● Problem to solve: Produce an exact copy of all the data below, dropping every image.

● Provided entries:

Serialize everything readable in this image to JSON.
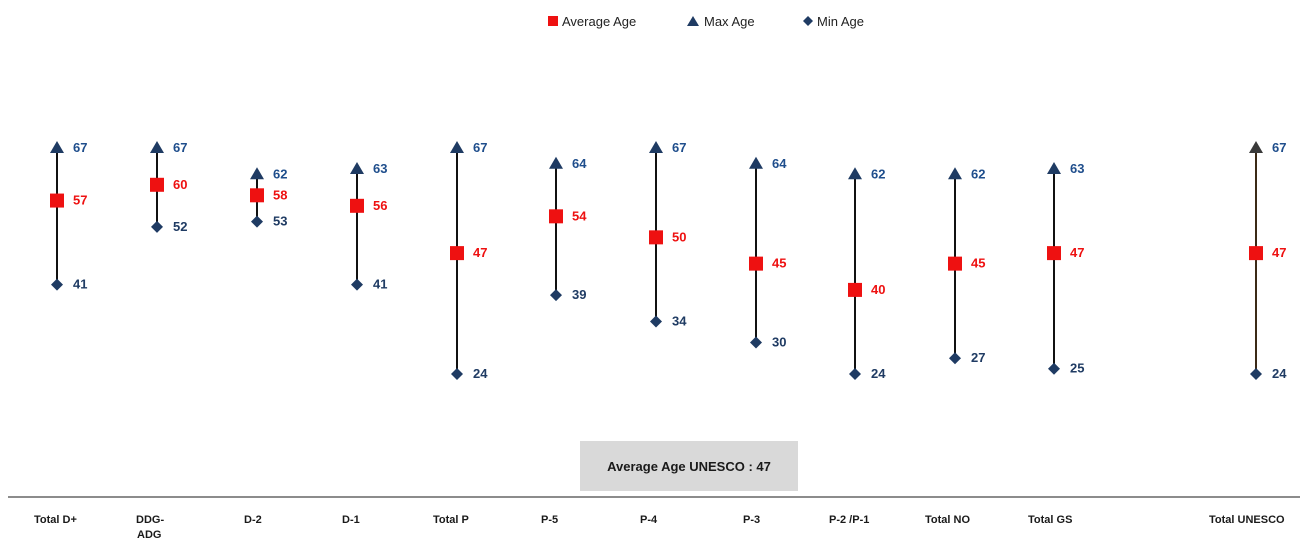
{
  "legend": {
    "average_label": "Average Age",
    "max_label": "Max Age",
    "min_label": "Min Age"
  },
  "summary_box": "Average Age UNESCO : 47",
  "colors": {
    "average": "#ee1111",
    "max": "#1f3b63",
    "min": "#1f3b63",
    "line": "#111111",
    "line_highlight": "#3b2a17",
    "min_label": "#1f3b63",
    "max_label": "#1f4e8c",
    "avg_label": "#ee1111"
  },
  "chart_data": {
    "type": "scatter",
    "title": "",
    "xlabel": "",
    "ylabel": "",
    "ylim": [
      24,
      67
    ],
    "categories": [
      "Total D+",
      "DDG-ADG",
      "D-2",
      "D-1",
      "Total P",
      "P-5",
      "P-4",
      "P-3",
      "P-2 /P-1",
      "Total NO",
      "Total GS",
      "Total UNESCO"
    ],
    "series": [
      {
        "name": "Average Age",
        "marker": "square",
        "values": [
          57,
          60,
          58,
          56,
          47,
          54,
          50,
          45,
          40,
          45,
          47,
          47
        ]
      },
      {
        "name": "Max Age",
        "marker": "triangle",
        "values": [
          67,
          67,
          62,
          63,
          67,
          64,
          67,
          64,
          62,
          62,
          63,
          67
        ]
      },
      {
        "name": "Min Age",
        "marker": "diamond",
        "values": [
          41,
          52,
          53,
          41,
          24,
          39,
          34,
          30,
          24,
          27,
          25,
          24
        ]
      }
    ],
    "grid": false,
    "legend_position": "top-center"
  }
}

● Task output:
Serialize everything readable in this image to JSON.
{
  "legend": {
    "average_label": "Average Age",
    "max_label": "Max Age",
    "min_label": "Min Age"
  },
  "summary_box": "Average Age UNESCO : 47",
  "colors": {
    "average": "#ee1111",
    "max": "#1f3b63",
    "min": "#1f3b63",
    "line": "#111111",
    "line_highlight": "#3b2a17",
    "min_label": "#1f3b63",
    "max_label": "#1f4e8c",
    "avg_label": "#ee1111"
  },
  "chart_data": {
    "type": "scatter",
    "title": "",
    "xlabel": "",
    "ylabel": "",
    "ylim": [
      24,
      67
    ],
    "categories": [
      "Total D+",
      "DDG-ADG",
      "D-2",
      "D-1",
      "Total P",
      "P-5",
      "P-4",
      "P-3",
      "P-2 /P-1",
      "Total NO",
      "Total GS",
      "Total UNESCO"
    ],
    "series": [
      {
        "name": "Average Age",
        "marker": "square",
        "values": [
          57,
          60,
          58,
          56,
          47,
          54,
          50,
          45,
          40,
          45,
          47,
          47
        ]
      },
      {
        "name": "Max Age",
        "marker": "triangle",
        "values": [
          67,
          67,
          62,
          63,
          67,
          64,
          67,
          64,
          62,
          62,
          63,
          67
        ]
      },
      {
        "name": "Min Age",
        "marker": "diamond",
        "values": [
          41,
          52,
          53,
          41,
          24,
          39,
          34,
          30,
          24,
          27,
          25,
          24
        ]
      }
    ],
    "grid": false,
    "legend_position": "top-center"
  }
}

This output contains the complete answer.